## Begin Material supplied

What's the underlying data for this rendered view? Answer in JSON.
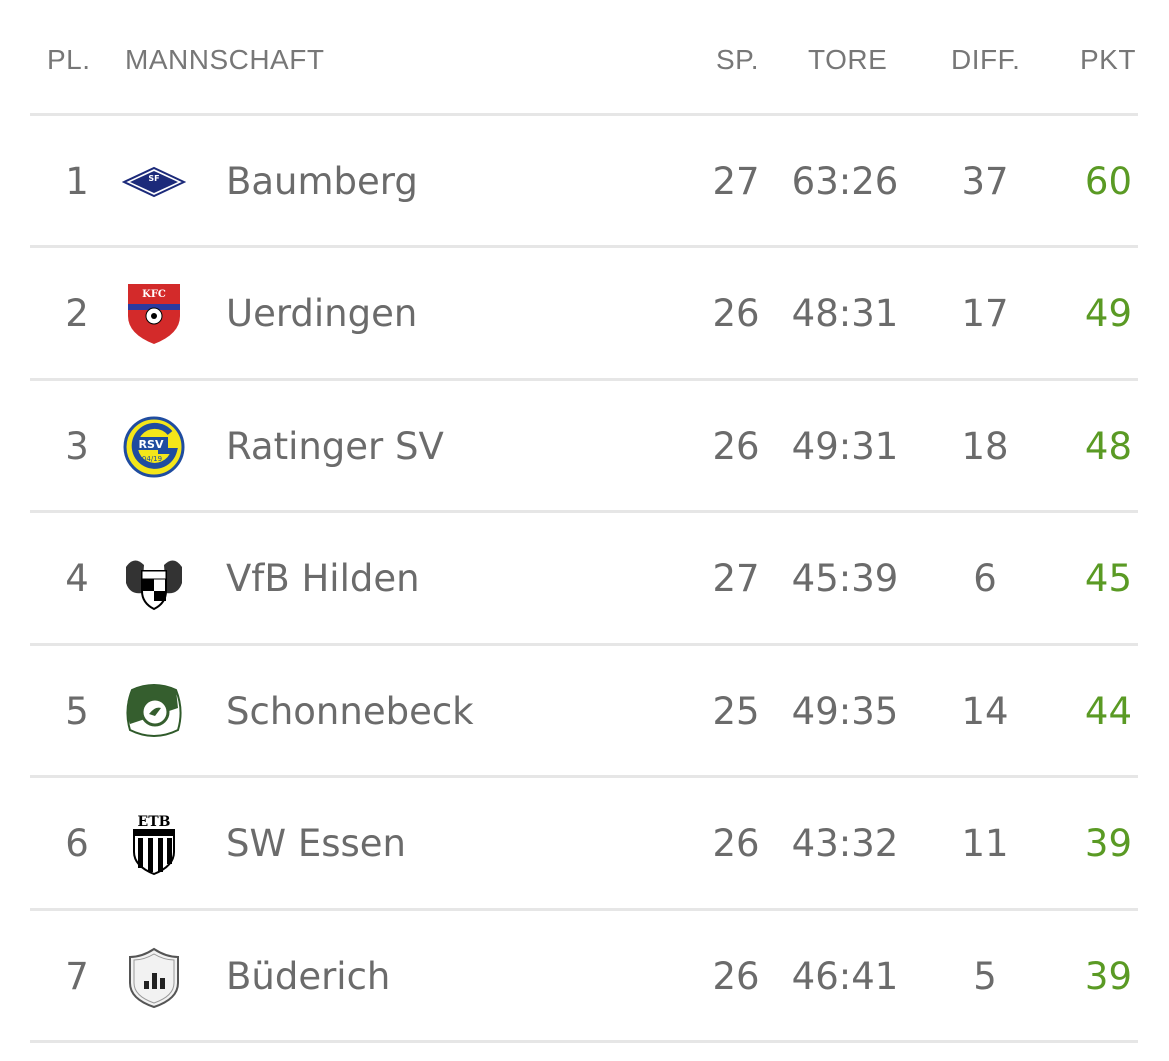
{
  "header": {
    "pl": "PL.",
    "team": "MANNSCHAFT",
    "sp": "SP.",
    "tore": "TORE",
    "diff": "DIFF.",
    "pkt": "PKT"
  },
  "colors": {
    "points": "#5a9a24",
    "text": "#6b6b6b",
    "divider": "#e6e6e6"
  },
  "rows": [
    {
      "pl": "1",
      "team": "Baumberg",
      "sp": "27",
      "tore": "63:26",
      "diff": "37",
      "pkt": "60",
      "logo": "sf-baumberg-crest",
      "logo_text": "SF"
    },
    {
      "pl": "2",
      "team": "Uerdingen",
      "sp": "26",
      "tore": "48:31",
      "diff": "17",
      "pkt": "49",
      "logo": "kfc-uerdingen-crest",
      "logo_text": "KFC"
    },
    {
      "pl": "3",
      "team": "Ratinger SV",
      "sp": "26",
      "tore": "49:31",
      "diff": "18",
      "pkt": "48",
      "logo": "ratinger-sv-crest",
      "logo_text": "RSV 04/19"
    },
    {
      "pl": "4",
      "team": "VfB Hilden",
      "sp": "27",
      "tore": "45:39",
      "diff": "6",
      "pkt": "45",
      "logo": "vfb-hilden-crest"
    },
    {
      "pl": "5",
      "team": "Schonnebeck",
      "sp": "25",
      "tore": "49:35",
      "diff": "14",
      "pkt": "44",
      "logo": "schonnebeck-crest"
    },
    {
      "pl": "6",
      "team": "SW Essen",
      "sp": "26",
      "tore": "43:32",
      "diff": "11",
      "pkt": "39",
      "logo": "etb-sw-essen-crest",
      "logo_text": "ETB"
    },
    {
      "pl": "7",
      "team": "Büderich",
      "sp": "26",
      "tore": "46:41",
      "diff": "5",
      "pkt": "39",
      "logo": "generic-shield-crest"
    }
  ]
}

## End Material supplied

= Directions for this task =
Pick out lines containing the word "team", each one as written.

= Solution =
    "team": "MANNSCHAFT",
      "team": "Baumberg",
      "team": "Uerdingen",
      "team": "Ratinger SV",
      "team": "VfB Hilden",
      "team": "Schonnebeck",
      "team": "SW Essen",
      "team": "Büderich",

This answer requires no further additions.